> _The task_:
Locate the word "сейсмического" in the material, then show every line that holds it.

> _Recorded information_:
__________________________________________________

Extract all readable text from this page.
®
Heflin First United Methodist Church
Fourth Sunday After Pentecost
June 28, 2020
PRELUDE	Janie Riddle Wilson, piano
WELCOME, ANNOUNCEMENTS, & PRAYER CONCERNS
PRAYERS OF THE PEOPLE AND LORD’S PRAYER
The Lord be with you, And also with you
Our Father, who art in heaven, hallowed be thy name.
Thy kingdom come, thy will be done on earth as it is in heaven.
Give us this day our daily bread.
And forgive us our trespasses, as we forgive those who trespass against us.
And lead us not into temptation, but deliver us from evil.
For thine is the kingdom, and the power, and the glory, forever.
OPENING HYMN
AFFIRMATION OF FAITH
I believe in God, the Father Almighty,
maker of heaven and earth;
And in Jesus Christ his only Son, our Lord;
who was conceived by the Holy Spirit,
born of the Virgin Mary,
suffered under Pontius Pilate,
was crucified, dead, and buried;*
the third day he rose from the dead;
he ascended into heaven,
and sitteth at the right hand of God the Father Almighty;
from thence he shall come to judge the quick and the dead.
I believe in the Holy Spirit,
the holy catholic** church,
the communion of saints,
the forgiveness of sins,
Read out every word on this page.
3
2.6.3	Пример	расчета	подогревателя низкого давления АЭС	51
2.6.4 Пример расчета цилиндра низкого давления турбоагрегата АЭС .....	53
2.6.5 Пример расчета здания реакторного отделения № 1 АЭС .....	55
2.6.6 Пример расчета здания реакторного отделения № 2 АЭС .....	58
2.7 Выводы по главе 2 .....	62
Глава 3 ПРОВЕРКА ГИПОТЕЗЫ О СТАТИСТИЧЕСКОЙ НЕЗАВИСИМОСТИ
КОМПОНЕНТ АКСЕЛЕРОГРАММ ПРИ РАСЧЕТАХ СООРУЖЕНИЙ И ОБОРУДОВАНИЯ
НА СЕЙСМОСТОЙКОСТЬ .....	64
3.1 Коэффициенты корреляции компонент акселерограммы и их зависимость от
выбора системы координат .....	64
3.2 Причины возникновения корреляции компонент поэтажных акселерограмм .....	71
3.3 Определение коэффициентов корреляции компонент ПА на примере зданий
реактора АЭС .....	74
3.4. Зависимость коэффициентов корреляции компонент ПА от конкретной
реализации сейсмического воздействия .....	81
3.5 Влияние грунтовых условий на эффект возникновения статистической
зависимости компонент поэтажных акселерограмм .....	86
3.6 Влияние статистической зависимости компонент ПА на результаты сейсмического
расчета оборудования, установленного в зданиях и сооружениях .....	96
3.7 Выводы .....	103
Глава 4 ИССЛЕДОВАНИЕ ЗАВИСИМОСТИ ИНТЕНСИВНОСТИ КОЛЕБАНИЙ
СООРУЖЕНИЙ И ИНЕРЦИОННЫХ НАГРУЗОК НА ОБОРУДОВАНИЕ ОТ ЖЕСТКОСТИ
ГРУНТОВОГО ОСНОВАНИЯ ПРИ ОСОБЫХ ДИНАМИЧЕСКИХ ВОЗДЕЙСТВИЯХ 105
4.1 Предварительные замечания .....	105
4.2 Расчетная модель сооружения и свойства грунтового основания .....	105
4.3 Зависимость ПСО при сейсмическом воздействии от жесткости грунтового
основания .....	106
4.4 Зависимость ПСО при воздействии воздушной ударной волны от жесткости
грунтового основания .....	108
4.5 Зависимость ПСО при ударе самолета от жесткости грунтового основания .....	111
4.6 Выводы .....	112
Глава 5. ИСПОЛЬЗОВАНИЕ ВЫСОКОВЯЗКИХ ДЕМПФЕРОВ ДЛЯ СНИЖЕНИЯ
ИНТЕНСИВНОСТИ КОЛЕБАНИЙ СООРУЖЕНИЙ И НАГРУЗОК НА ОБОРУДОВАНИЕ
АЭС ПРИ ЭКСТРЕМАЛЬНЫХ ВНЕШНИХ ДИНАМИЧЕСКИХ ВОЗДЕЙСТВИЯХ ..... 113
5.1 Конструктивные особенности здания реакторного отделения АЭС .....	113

__________________________________________________

> _Result_:
реализации сейсмического воздействия .....	81
3.6 Влияние статистической зависимости компонент ПА на результаты сейсмического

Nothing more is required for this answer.